Copy the data below line for line, changing nothing.
-- Begin Material --
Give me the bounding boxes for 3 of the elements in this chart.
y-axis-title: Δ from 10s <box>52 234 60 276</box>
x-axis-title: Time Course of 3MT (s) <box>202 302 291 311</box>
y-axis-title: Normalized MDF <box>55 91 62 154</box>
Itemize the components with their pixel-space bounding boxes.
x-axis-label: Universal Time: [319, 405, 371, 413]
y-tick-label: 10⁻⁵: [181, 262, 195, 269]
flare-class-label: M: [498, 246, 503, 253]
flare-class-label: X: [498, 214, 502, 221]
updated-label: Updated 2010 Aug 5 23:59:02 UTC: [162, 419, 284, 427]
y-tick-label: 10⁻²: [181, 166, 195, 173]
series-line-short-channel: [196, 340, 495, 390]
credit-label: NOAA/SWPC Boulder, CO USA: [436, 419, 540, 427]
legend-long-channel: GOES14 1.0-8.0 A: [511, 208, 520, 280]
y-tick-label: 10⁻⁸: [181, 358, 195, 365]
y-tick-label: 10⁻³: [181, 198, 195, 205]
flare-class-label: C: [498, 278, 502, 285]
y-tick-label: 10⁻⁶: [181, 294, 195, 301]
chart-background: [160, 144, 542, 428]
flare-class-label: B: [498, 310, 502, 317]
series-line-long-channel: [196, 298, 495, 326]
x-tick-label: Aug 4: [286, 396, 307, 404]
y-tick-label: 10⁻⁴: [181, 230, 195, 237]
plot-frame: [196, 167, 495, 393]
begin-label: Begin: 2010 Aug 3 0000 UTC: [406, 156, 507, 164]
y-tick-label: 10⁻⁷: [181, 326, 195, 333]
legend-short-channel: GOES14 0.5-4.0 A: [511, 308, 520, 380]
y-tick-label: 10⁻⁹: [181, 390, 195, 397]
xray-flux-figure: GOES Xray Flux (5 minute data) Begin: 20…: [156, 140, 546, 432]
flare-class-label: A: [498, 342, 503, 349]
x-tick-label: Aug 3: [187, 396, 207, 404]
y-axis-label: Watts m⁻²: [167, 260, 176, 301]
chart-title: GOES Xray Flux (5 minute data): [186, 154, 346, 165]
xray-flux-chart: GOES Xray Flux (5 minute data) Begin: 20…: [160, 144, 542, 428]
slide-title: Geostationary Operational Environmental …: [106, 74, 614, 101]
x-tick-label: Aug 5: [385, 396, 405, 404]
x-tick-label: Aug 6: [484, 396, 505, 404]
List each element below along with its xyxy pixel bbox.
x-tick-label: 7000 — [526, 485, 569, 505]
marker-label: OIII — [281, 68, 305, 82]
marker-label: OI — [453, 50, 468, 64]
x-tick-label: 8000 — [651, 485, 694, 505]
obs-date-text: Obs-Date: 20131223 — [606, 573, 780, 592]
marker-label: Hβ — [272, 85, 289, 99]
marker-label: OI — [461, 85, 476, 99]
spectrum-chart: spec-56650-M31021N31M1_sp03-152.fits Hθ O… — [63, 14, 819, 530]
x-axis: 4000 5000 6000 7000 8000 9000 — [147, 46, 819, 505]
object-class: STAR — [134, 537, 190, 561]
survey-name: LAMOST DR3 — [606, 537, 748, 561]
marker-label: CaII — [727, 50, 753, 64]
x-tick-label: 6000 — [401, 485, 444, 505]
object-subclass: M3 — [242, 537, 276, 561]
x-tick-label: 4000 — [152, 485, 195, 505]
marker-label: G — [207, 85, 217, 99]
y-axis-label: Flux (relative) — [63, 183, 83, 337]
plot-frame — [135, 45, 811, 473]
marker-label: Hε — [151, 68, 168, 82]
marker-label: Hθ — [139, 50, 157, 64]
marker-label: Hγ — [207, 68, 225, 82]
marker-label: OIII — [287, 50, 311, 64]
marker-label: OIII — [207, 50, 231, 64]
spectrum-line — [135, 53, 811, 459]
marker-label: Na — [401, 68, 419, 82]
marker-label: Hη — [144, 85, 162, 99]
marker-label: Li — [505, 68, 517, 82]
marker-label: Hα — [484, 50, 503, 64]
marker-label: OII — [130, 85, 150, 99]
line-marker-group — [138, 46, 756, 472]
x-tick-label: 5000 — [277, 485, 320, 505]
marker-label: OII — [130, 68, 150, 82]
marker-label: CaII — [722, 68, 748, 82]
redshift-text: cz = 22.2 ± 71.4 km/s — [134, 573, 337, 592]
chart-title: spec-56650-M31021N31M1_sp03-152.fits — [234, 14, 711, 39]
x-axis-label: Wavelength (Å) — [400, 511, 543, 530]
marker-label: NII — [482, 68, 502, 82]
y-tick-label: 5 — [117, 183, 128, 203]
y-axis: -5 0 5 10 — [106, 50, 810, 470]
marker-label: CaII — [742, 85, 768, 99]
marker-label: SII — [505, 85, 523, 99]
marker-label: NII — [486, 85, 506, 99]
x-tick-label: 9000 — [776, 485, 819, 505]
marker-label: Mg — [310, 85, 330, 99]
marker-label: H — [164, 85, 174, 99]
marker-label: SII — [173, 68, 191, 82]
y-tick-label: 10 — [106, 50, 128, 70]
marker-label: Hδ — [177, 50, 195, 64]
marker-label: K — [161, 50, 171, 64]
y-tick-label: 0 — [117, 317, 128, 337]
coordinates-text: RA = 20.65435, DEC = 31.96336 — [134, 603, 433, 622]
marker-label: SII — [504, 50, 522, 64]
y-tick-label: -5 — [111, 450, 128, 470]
-- End Material --
= Response below =
Give me the bounding boxes for 3 of the elements in this chart.
y-axis-title: Δ from 10s <box>52 234 60 276</box>
x-axis-title: Time Course of 3MT (s) <box>202 302 291 311</box>
y-axis-title: Normalized MDF <box>55 91 62 154</box>
Itemize the components with their pixel-space bounding boxes.
x-axis-label: Universal Time: [319, 405, 371, 413]
y-tick-label: 10⁻⁵: [181, 262, 195, 269]
flare-class-label: M: [498, 246, 503, 253]
flare-class-label: X: [498, 214, 502, 221]
updated-label: Updated 2010 Aug 5 23:59:02 UTC: [162, 419, 284, 427]
y-tick-label: 10⁻²: [181, 166, 195, 173]
series-line-short-channel: [196, 340, 495, 390]
credit-label: NOAA/SWPC Boulder, CO USA: [436, 419, 540, 427]
legend-long-channel: GOES14 1.0-8.0 A: [511, 208, 520, 280]
y-tick-label: 10⁻⁸: [181, 358, 195, 365]
y-tick-label: 10⁻³: [181, 198, 195, 205]
flare-class-label: C: [498, 278, 502, 285]
y-tick-label: 10⁻⁶: [181, 294, 195, 301]
chart-background: [160, 144, 542, 428]
flare-class-label: B: [498, 310, 502, 317]
series-line-long-channel: [196, 298, 495, 326]
x-tick-label: Aug 4: [286, 396, 307, 404]
y-tick-label: 10⁻⁴: [181, 230, 195, 237]
plot-frame: [196, 167, 495, 393]
begin-label: Begin: 2010 Aug 3 0000 UTC: [406, 156, 507, 164]
y-tick-label: 10⁻⁷: [181, 326, 195, 333]
legend-short-channel: GOES14 0.5-4.0 A: [511, 308, 520, 380]
y-tick-label: 10⁻⁹: [181, 390, 195, 397]
xray-flux-figure: GOES Xray Flux (5 minute data) Begin: 20…: [156, 140, 546, 432]
flare-class-label: A: [498, 342, 503, 349]
x-tick-label: Aug 3: [187, 396, 207, 404]
y-axis-label: Watts m⁻²: [167, 260, 176, 301]
chart-title: GOES Xray Flux (5 minute data): [186, 154, 346, 165]
xray-flux-chart: GOES Xray Flux (5 minute data) Begin: 20…: [160, 144, 542, 428]
slide-title: Geostationary Operational Environmental …: [106, 74, 614, 101]
x-tick-label: Aug 5: [385, 396, 405, 404]
x-tick-label: Aug 6: [484, 396, 505, 404]
List each element below along with its xyxy pixel bbox.
x-tick-label: 7000 — [526, 485, 569, 505]
marker-label: OIII — [281, 68, 305, 82]
marker-label: OI — [453, 50, 468, 64]
x-tick-label: 8000 — [651, 485, 694, 505]
obs-date-text: Obs-Date: 20131223 — [606, 573, 780, 592]
marker-label: Hβ — [272, 85, 289, 99]
marker-label: OI — [461, 85, 476, 99]
spectrum-chart: spec-56650-M31021N31M1_sp03-152.fits Hθ O… — [63, 14, 819, 530]
x-axis: 4000 5000 6000 7000 8000 9000 — [147, 46, 819, 505]
object-class: STAR — [134, 537, 190, 561]
survey-name: LAMOST DR3 — [606, 537, 748, 561]
marker-label: CaII — [727, 50, 753, 64]
x-tick-label: 6000 — [401, 485, 444, 505]
object-subclass: M3 — [242, 537, 276, 561]
x-tick-label: 4000 — [152, 485, 195, 505]
marker-label: G — [207, 85, 217, 99]
y-axis-label: Flux (relative) — [63, 183, 83, 337]
plot-frame — [135, 45, 811, 473]
marker-label: Hε — [151, 68, 168, 82]
marker-label: Hθ — [139, 50, 157, 64]
marker-label: Hγ — [207, 68, 225, 82]
marker-label: OIII — [287, 50, 311, 64]
marker-label: OIII — [207, 50, 231, 64]
spectrum-line — [135, 53, 811, 459]
marker-label: Na — [401, 68, 419, 82]
marker-label: Hη — [144, 85, 162, 99]
marker-label: Li — [505, 68, 517, 82]
marker-label: Hα — [484, 50, 503, 64]
marker-label: OII — [130, 85, 150, 99]
line-marker-group — [138, 46, 756, 472]
x-tick-label: 5000 — [277, 485, 320, 505]
marker-label: OII — [130, 68, 150, 82]
marker-label: CaII — [722, 68, 748, 82]
redshift-text: cz = 22.2 ± 71.4 km/s — [134, 573, 337, 592]
chart-title: spec-56650-M31021N31M1_sp03-152.fits — [234, 14, 711, 39]
x-axis-label: Wavelength (Å) — [400, 511, 543, 530]
marker-label: NII — [482, 68, 502, 82]
y-tick-label: 5 — [117, 183, 128, 203]
y-axis: -5 0 5 10 — [106, 50, 810, 470]
marker-label: CaII — [742, 85, 768, 99]
marker-label: SII — [505, 85, 523, 99]
marker-label: NII — [486, 85, 506, 99]
x-tick-label: 9000 — [776, 485, 819, 505]
marker-label: Mg — [310, 85, 330, 99]
marker-label: H — [164, 85, 174, 99]
marker-label: SII — [173, 68, 191, 82]
y-tick-label: 10 — [106, 50, 128, 70]
marker-label: Hδ — [177, 50, 195, 64]
marker-label: K — [161, 50, 171, 64]
y-tick-label: 0 — [117, 317, 128, 337]
coordinates-text: RA = 20.65435, DEC = 31.96336 — [134, 603, 433, 622]
marker-label: SII — [504, 50, 522, 64]
y-tick-label: -5 — [111, 450, 128, 470]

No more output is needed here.